Smith: You worked for years in computer science before making the leap into management. Was that a tough decision?
Robison: It was a hard personal decision … in management, you do lose some of your edge in terms of being able to actually do technical work. As an engineer, your real mission is to [create] cool things, have people use them and see them successful in the marketplace. Management contributes, but in a different way.
What's been the biggest challenge?
Most good engineers are a little introverted and would prefer to be left alone with their computer screens … [As a manager] you have to care about communication. Communication is what keeps organizations moving forward.
How do you identify when someone is ready to move from the lab to a management role?
It's less often my choice and more often their choice. I certainly don't believe you should force good technical people into management roles just because they're a technical leader—and in fact, one of the things we've done since I've been at HP is to create a dual-path ladder for technical people, all the way up to VP with the same sorts of benefits and compensation. That lets people advance their careers without going into management, which many of them don't want to do.
Why is it so hard for managers to go back into the lab?
Technology is moving so fast that unless you are active every day, it's very difficult to keep up your edge, to keep up with the current tools and issues. When I was a programmer, we used a very different set of software development tools—that's changed every couple of years for the last 20 years. New tools, new technologies, different approaches—you just can't keep up to speed on all that stuff. If you're going to manage technical groups, you need to have a good technical background and basic understanding of how things work, but you probably won't be on the edge of all of the nuances.
You're in charge of a $3.6 billion research-and-development budget. How do you balance projects with a short-term payoff versus the kind of visionary science that might transform HP in five or 10 years?
Well I don't personally make all those decisions—most of them are made in the business groups. We help them with tools and modeling to give them data to make good decisions. It's an analytical process combined with some intuition, and a forward-looking belief about where the market is going. The hardest part is shifting that investment over time, because what naturally happens in most engineering organizations is you work on a project you really care about too long and you tend to over-invest, which means you're starving the new [projects] of capital.

> Requirement
Extract the stretch of the interview on moving from engineering to management, from "Most good engineers" through "a management role?", and copy it word for word.

> Information given
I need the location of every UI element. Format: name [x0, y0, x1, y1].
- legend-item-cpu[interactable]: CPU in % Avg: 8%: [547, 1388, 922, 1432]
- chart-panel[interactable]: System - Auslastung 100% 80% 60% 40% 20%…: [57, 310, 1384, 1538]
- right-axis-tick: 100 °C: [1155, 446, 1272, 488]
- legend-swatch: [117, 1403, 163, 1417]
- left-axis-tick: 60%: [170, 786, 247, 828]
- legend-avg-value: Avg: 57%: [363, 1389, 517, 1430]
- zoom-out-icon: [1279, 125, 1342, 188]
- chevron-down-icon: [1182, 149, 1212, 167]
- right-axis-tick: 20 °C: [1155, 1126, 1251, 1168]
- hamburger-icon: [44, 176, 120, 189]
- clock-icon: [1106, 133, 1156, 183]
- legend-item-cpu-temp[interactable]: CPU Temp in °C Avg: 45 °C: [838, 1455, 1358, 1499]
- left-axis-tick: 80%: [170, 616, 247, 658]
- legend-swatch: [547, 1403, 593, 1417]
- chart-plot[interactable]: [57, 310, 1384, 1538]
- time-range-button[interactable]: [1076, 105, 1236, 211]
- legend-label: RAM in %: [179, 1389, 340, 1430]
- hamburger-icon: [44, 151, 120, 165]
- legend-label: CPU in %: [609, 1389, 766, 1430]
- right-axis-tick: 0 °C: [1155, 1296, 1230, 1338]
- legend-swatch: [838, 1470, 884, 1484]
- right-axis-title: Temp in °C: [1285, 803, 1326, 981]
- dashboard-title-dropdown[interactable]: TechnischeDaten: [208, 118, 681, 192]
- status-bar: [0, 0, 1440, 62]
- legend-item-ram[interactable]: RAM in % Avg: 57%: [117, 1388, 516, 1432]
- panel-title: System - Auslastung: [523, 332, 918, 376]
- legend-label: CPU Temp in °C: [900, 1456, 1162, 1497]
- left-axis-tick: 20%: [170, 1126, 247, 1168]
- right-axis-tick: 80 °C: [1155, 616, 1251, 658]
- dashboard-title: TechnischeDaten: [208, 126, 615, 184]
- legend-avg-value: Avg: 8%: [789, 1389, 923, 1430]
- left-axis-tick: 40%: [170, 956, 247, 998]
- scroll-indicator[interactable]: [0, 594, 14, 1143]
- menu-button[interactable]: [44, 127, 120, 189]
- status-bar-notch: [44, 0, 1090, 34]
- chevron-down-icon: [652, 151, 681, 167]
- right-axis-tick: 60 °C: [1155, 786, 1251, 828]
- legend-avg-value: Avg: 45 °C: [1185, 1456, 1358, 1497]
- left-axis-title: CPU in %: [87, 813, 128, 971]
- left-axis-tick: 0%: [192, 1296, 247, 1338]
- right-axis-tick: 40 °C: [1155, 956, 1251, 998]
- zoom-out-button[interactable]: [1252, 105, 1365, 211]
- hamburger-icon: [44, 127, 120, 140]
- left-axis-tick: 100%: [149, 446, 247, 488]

> Final result
Most good engineers are a little introverted and would prefer to be left alone with their computer screens … [As a manager] you have to care about communication. Communication is what keeps organizations moving forward.
How do you identify when someone is ready to move from the lab to a management role?